To do: Begin at the line below that contains "Parse this screenshot: output". Repeat it and all remaining lines of the records exactly.

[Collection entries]
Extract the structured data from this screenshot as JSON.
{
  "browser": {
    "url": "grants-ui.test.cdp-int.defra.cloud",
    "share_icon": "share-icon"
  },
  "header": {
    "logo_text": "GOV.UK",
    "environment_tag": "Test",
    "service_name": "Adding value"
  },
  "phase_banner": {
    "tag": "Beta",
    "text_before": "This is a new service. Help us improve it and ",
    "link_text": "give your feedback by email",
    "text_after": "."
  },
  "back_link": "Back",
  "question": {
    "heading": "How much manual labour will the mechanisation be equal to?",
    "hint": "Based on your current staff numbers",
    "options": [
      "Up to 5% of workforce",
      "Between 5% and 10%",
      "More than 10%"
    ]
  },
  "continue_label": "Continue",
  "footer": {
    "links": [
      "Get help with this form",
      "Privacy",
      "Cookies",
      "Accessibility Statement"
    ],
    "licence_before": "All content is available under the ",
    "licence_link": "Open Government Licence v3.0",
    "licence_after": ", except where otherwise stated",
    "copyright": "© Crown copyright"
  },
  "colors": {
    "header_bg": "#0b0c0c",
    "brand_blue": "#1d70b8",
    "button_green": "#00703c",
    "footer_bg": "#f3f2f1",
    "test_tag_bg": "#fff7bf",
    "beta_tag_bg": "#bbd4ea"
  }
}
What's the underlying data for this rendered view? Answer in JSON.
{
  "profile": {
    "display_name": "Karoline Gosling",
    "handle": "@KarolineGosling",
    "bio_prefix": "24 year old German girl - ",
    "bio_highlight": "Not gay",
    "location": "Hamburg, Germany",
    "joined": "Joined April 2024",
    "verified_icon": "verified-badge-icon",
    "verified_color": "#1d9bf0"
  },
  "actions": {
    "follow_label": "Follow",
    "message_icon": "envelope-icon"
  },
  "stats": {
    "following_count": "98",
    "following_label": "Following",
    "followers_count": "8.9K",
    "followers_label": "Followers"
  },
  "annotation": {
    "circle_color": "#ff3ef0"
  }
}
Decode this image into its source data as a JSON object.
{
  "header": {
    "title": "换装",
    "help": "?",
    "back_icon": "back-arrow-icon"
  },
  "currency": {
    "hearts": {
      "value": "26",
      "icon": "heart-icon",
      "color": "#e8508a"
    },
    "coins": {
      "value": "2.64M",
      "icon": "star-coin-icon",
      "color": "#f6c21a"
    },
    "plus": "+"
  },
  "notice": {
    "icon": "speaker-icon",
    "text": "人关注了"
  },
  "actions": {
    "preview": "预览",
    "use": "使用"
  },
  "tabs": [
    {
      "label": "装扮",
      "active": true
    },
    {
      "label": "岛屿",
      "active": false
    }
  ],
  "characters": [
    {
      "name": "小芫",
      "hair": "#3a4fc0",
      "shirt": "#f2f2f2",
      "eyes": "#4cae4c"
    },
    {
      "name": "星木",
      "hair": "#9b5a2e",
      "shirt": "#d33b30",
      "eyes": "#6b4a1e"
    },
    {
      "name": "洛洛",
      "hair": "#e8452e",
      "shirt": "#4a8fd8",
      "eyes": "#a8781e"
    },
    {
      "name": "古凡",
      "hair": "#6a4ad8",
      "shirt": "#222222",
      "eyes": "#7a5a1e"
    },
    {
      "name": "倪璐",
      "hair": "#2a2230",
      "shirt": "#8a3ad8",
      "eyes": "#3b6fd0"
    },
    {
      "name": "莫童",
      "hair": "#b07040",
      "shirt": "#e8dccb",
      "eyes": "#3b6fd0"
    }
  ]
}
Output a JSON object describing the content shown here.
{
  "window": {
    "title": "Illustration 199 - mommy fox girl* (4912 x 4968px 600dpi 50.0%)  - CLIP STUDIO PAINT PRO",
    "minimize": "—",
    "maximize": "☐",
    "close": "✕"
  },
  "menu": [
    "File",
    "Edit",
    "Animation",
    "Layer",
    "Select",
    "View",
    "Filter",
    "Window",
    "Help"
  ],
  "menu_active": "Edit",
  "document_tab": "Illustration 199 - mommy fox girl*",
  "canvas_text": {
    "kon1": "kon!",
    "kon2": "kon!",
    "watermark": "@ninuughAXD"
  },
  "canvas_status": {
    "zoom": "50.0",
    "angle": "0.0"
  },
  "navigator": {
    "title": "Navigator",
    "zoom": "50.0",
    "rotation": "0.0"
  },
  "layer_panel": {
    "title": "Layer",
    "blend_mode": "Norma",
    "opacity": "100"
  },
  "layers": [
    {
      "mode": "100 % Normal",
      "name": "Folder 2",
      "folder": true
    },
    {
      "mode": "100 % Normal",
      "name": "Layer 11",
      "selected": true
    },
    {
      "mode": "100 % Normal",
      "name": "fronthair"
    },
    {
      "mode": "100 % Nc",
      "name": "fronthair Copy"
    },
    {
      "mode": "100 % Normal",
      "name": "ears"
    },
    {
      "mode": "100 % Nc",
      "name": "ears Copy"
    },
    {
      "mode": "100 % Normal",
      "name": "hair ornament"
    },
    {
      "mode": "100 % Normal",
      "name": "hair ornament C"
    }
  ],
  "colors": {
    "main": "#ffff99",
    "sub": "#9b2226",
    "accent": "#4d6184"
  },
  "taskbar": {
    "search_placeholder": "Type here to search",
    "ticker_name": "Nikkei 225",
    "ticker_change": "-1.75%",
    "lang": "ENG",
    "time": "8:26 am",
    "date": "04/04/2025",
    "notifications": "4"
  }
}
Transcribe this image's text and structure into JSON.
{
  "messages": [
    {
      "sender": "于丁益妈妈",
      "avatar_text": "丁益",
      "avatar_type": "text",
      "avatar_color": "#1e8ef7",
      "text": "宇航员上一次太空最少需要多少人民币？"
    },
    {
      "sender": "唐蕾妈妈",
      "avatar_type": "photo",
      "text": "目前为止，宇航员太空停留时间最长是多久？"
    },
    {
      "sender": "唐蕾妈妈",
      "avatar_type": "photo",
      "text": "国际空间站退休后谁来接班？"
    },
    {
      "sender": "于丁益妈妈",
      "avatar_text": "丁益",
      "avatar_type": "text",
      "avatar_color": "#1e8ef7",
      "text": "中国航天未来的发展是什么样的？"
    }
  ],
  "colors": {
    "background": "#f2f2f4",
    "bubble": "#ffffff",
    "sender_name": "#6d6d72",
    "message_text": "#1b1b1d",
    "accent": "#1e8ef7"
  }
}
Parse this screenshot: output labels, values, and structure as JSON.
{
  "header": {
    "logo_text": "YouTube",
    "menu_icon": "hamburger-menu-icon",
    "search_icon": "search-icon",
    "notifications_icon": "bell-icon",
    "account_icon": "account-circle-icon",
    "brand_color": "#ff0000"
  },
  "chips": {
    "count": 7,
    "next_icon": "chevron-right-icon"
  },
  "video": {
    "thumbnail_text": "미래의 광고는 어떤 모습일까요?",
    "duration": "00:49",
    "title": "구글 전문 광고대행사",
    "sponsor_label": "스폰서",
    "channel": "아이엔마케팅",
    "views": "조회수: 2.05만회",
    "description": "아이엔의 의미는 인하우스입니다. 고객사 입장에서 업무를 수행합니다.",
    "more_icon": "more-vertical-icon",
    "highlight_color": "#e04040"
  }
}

Answer to this task:
Parse this screenshot: output labels, values, and structure as JSON.
{
  "header": {
    "logo_text": "YouTube",
    "menu_icon": "hamburger-menu-icon",
    "search_icon": "search-icon",
    "notifications_icon": "bell-icon",
    "account_icon": "account-circle-icon",
    "brand_color": "#ff0000"
  },
  "chips": {
    "count": 7,
    "next_icon": "chevron-right-icon"
  },
  "video": {
    "thumbnail_text": "미래의 광고는 어떤 모습일까요?",
    "duration": "00:49",
    "title": "구글 전문 광고대행사",
    "sponsor_label": "스폰서",
    "channel": "아이엔마케팅",
    "views": "조회수: 2.05만회",
    "description": "아이엔의 의미는 인하우스입니다. 고객사 입장에서 업무를 수행합니다.",
    "more_icon": "more-vertical-icon",
    "highlight_color": "#e04040"
  }
}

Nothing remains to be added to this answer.